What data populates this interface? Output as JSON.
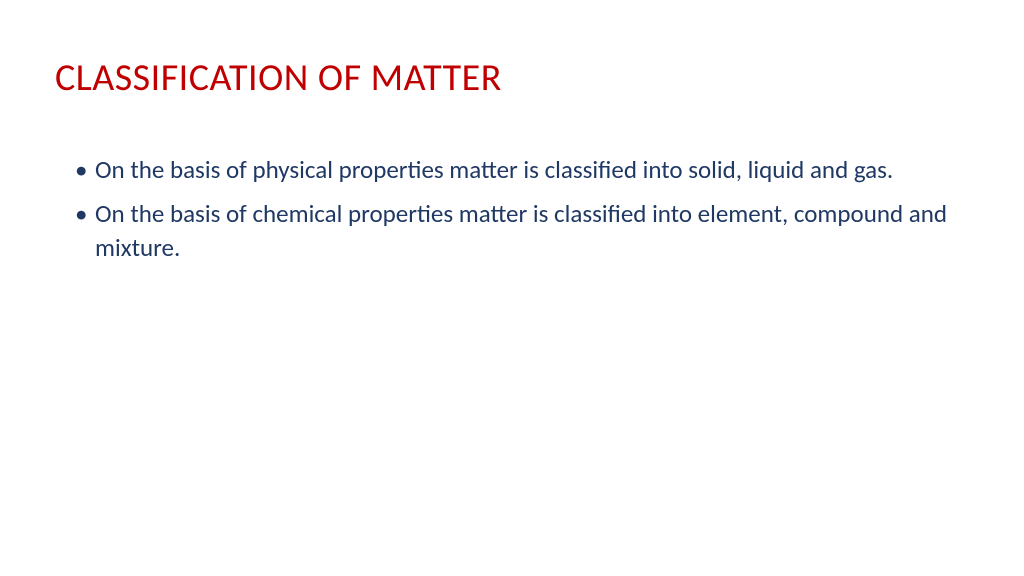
{
  "slide": {
    "title": "CLASSIFICATION OF MATTER",
    "title_color": "#c00000",
    "body_color": "#1f3864",
    "background_color": "#ffffff",
    "title_fontsize": 38,
    "body_fontsize": 25,
    "bullets": [
      "On the basis of physical properties matter is classified into solid, liquid and gas.",
      "On the basis of chemical properties matter is classified into element, compound and mixture."
    ]
  }
}
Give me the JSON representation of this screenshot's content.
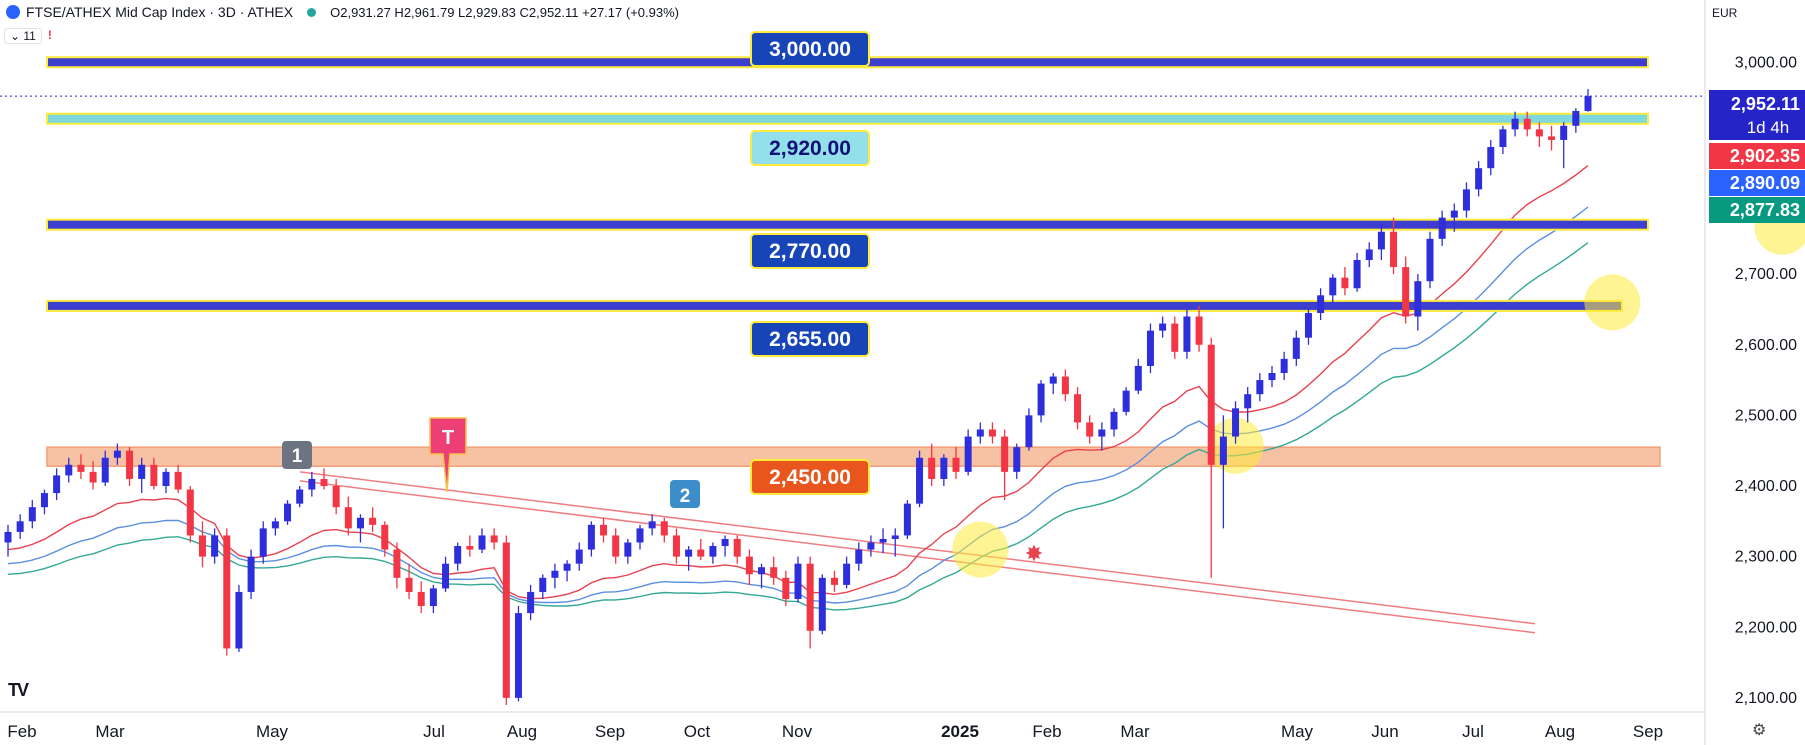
{
  "header": {
    "title": "FTSE/ATHEX Mid Cap Index · 3D · ATHEX",
    "ohlc": "O2,931.27 H2,961.79 L2,929.83 C2,952.11 +27.17 (+0.93%)",
    "indicator_count": "11",
    "alert": "!",
    "currency": "EUR"
  },
  "colors": {
    "up": "#2e2eda",
    "down": "#f23645",
    "level_fill": "#3d3dd0",
    "level_border": "#ffeb3b",
    "cyan_level": "#7fd8de",
    "zone": "#f7c1a3",
    "trendline": "#ef7e82",
    "ema_red": "#e8424e",
    "ema_blue": "#5b8fe0",
    "ema_teal": "#33a896",
    "highlight": "#ffeb3b"
  },
  "chart_data": {
    "type": "candlestick",
    "ylim": [
      2080,
      3040
    ],
    "y_ticks": [
      "3,000.00",
      "2,900.00",
      "2,800.00",
      "2,700.00",
      "2,600.00",
      "2,500.00",
      "2,400.00",
      "2,300.00",
      "2,200.00",
      "2,100.00"
    ],
    "y_tick_values": [
      3000,
      2900,
      2800,
      2700,
      2600,
      2500,
      2400,
      2300,
      2200,
      2100
    ],
    "x_tick_labels": [
      "Feb",
      "Mar",
      "May",
      "Jul",
      "Aug",
      "Sep",
      "Oct",
      "Nov",
      "2025",
      "Feb",
      "Mar",
      "May",
      "Jun",
      "Jul",
      "Aug",
      "Sep"
    ],
    "horizontal_levels": [
      {
        "value": 3000,
        "label": "3,000.00",
        "style": "blue"
      },
      {
        "value": 2920,
        "label": "2,920.00",
        "style": "cyan"
      },
      {
        "value": 2770,
        "label": "2,770.00",
        "style": "blue"
      },
      {
        "value": 2655,
        "label": "2,655.00",
        "style": "blue"
      }
    ],
    "zone": {
      "low": 2428,
      "high": 2455,
      "label": "2,450.00"
    },
    "price_tags": [
      {
        "value": 2952.11,
        "label": "2,952.11",
        "sublabel": "1d 4h",
        "color": "#2424c8"
      },
      {
        "value": 2902.35,
        "label": "2,902.35",
        "color": "#f23645"
      },
      {
        "value": 2890.09,
        "label": "2,890.09",
        "color": "#2962ff"
      },
      {
        "value": 2877.83,
        "label": "2,877.83",
        "color": "#089981"
      }
    ],
    "markers": [
      {
        "label": "1",
        "kind": "count"
      },
      {
        "label": "T",
        "kind": "touch"
      },
      {
        "label": "2",
        "kind": "count"
      }
    ],
    "trendline": {
      "start": 2420,
      "end": 2205
    },
    "candles": [
      [
        2320,
        2345,
        2300,
        2335
      ],
      [
        2335,
        2360,
        2325,
        2350
      ],
      [
        2350,
        2380,
        2340,
        2370
      ],
      [
        2370,
        2395,
        2360,
        2390
      ],
      [
        2390,
        2425,
        2380,
        2415
      ],
      [
        2415,
        2440,
        2405,
        2430
      ],
      [
        2430,
        2445,
        2410,
        2420
      ],
      [
        2420,
        2435,
        2395,
        2405
      ],
      [
        2405,
        2450,
        2400,
        2440
      ],
      [
        2440,
        2460,
        2430,
        2450
      ],
      [
        2450,
        2455,
        2400,
        2410
      ],
      [
        2410,
        2440,
        2390,
        2430
      ],
      [
        2430,
        2440,
        2395,
        2400
      ],
      [
        2400,
        2425,
        2390,
        2420
      ],
      [
        2420,
        2430,
        2390,
        2395
      ],
      [
        2395,
        2400,
        2320,
        2330
      ],
      [
        2330,
        2350,
        2285,
        2300
      ],
      [
        2300,
        2340,
        2290,
        2330
      ],
      [
        2330,
        2340,
        2160,
        2170
      ],
      [
        2170,
        2260,
        2165,
        2250
      ],
      [
        2250,
        2310,
        2240,
        2300
      ],
      [
        2300,
        2350,
        2290,
        2340
      ],
      [
        2340,
        2355,
        2330,
        2350
      ],
      [
        2350,
        2380,
        2345,
        2375
      ],
      [
        2375,
        2400,
        2370,
        2395
      ],
      [
        2395,
        2420,
        2385,
        2410
      ],
      [
        2410,
        2425,
        2395,
        2400
      ],
      [
        2400,
        2410,
        2360,
        2370
      ],
      [
        2370,
        2385,
        2330,
        2340
      ],
      [
        2340,
        2360,
        2320,
        2355
      ],
      [
        2355,
        2370,
        2335,
        2345
      ],
      [
        2345,
        2350,
        2300,
        2310
      ],
      [
        2310,
        2320,
        2255,
        2270
      ],
      [
        2270,
        2290,
        2240,
        2250
      ],
      [
        2250,
        2265,
        2220,
        2230
      ],
      [
        2230,
        2260,
        2220,
        2255
      ],
      [
        2255,
        2300,
        2250,
        2290
      ],
      [
        2290,
        2320,
        2280,
        2315
      ],
      [
        2315,
        2330,
        2300,
        2310
      ],
      [
        2310,
        2340,
        2305,
        2330
      ],
      [
        2330,
        2340,
        2310,
        2320
      ],
      [
        2320,
        2330,
        2090,
        2100
      ],
      [
        2100,
        2230,
        2095,
        2220
      ],
      [
        2220,
        2260,
        2210,
        2250
      ],
      [
        2250,
        2275,
        2240,
        2270
      ],
      [
        2270,
        2290,
        2255,
        2280
      ],
      [
        2280,
        2295,
        2265,
        2290
      ],
      [
        2290,
        2320,
        2280,
        2310
      ],
      [
        2310,
        2350,
        2300,
        2345
      ],
      [
        2345,
        2355,
        2320,
        2330
      ],
      [
        2330,
        2340,
        2290,
        2300
      ],
      [
        2300,
        2325,
        2290,
        2320
      ],
      [
        2320,
        2345,
        2310,
        2340
      ],
      [
        2340,
        2360,
        2330,
        2350
      ],
      [
        2350,
        2355,
        2320,
        2330
      ],
      [
        2330,
        2340,
        2290,
        2300
      ],
      [
        2300,
        2315,
        2280,
        2310
      ],
      [
        2310,
        2325,
        2295,
        2300
      ],
      [
        2300,
        2320,
        2290,
        2315
      ],
      [
        2315,
        2330,
        2300,
        2325
      ],
      [
        2325,
        2330,
        2290,
        2300
      ],
      [
        2300,
        2310,
        2260,
        2275
      ],
      [
        2275,
        2290,
        2255,
        2285
      ],
      [
        2285,
        2300,
        2260,
        2270
      ],
      [
        2270,
        2280,
        2230,
        2240
      ],
      [
        2240,
        2300,
        2235,
        2290
      ],
      [
        2290,
        2300,
        2170,
        2195
      ],
      [
        2195,
        2275,
        2190,
        2270
      ],
      [
        2270,
        2280,
        2250,
        2260
      ],
      [
        2260,
        2300,
        2255,
        2290
      ],
      [
        2290,
        2320,
        2280,
        2310
      ],
      [
        2310,
        2330,
        2300,
        2320
      ],
      [
        2320,
        2340,
        2305,
        2325
      ],
      [
        2325,
        2340,
        2300,
        2330
      ],
      [
        2330,
        2380,
        2325,
        2375
      ],
      [
        2375,
        2450,
        2370,
        2440
      ],
      [
        2440,
        2460,
        2400,
        2410
      ],
      [
        2410,
        2445,
        2400,
        2440
      ],
      [
        2440,
        2455,
        2410,
        2420
      ],
      [
        2420,
        2480,
        2415,
        2470
      ],
      [
        2470,
        2490,
        2460,
        2480
      ],
      [
        2480,
        2490,
        2460,
        2470
      ],
      [
        2470,
        2480,
        2380,
        2420
      ],
      [
        2420,
        2460,
        2410,
        2455
      ],
      [
        2455,
        2510,
        2450,
        2500
      ],
      [
        2500,
        2550,
        2490,
        2545
      ],
      [
        2545,
        2560,
        2530,
        2555
      ],
      [
        2555,
        2565,
        2520,
        2530
      ],
      [
        2530,
        2540,
        2480,
        2490
      ],
      [
        2490,
        2500,
        2460,
        2470
      ],
      [
        2470,
        2490,
        2450,
        2480
      ],
      [
        2480,
        2510,
        2470,
        2505
      ],
      [
        2505,
        2540,
        2500,
        2535
      ],
      [
        2535,
        2580,
        2530,
        2570
      ],
      [
        2570,
        2630,
        2560,
        2620
      ],
      [
        2620,
        2640,
        2610,
        2630
      ],
      [
        2630,
        2640,
        2580,
        2590
      ],
      [
        2590,
        2650,
        2580,
        2640
      ],
      [
        2640,
        2655,
        2590,
        2600
      ],
      [
        2600,
        2610,
        2270,
        2430
      ],
      [
        2430,
        2500,
        2340,
        2470
      ],
      [
        2470,
        2520,
        2460,
        2510
      ],
      [
        2510,
        2540,
        2490,
        2530
      ],
      [
        2530,
        2560,
        2520,
        2550
      ],
      [
        2550,
        2570,
        2540,
        2560
      ],
      [
        2560,
        2590,
        2550,
        2580
      ],
      [
        2580,
        2620,
        2570,
        2610
      ],
      [
        2610,
        2650,
        2600,
        2645
      ],
      [
        2645,
        2680,
        2635,
        2670
      ],
      [
        2670,
        2700,
        2660,
        2695
      ],
      [
        2695,
        2710,
        2670,
        2680
      ],
      [
        2680,
        2730,
        2675,
        2720
      ],
      [
        2720,
        2745,
        2710,
        2735
      ],
      [
        2735,
        2770,
        2720,
        2760
      ],
      [
        2760,
        2780,
        2700,
        2710
      ],
      [
        2710,
        2725,
        2630,
        2640
      ],
      [
        2640,
        2700,
        2620,
        2690
      ],
      [
        2690,
        2760,
        2680,
        2750
      ],
      [
        2750,
        2790,
        2740,
        2780
      ],
      [
        2780,
        2800,
        2760,
        2790
      ],
      [
        2790,
        2830,
        2780,
        2820
      ],
      [
        2820,
        2860,
        2810,
        2850
      ],
      [
        2850,
        2890,
        2840,
        2880
      ],
      [
        2880,
        2910,
        2870,
        2905
      ],
      [
        2905,
        2930,
        2895,
        2920
      ],
      [
        2920,
        2930,
        2895,
        2905
      ],
      [
        2905,
        2915,
        2880,
        2895
      ],
      [
        2895,
        2910,
        2875,
        2890
      ],
      [
        2890,
        2915,
        2850,
        2910
      ],
      [
        2910,
        2935,
        2900,
        2931
      ],
      [
        2931,
        2962,
        2930,
        2952
      ]
    ]
  }
}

——

▸ TASK BRIEF: Give the number of lines in the entries above that include the string "classified". No other output is expected.

▸ EXERCISE SOLUTION: 2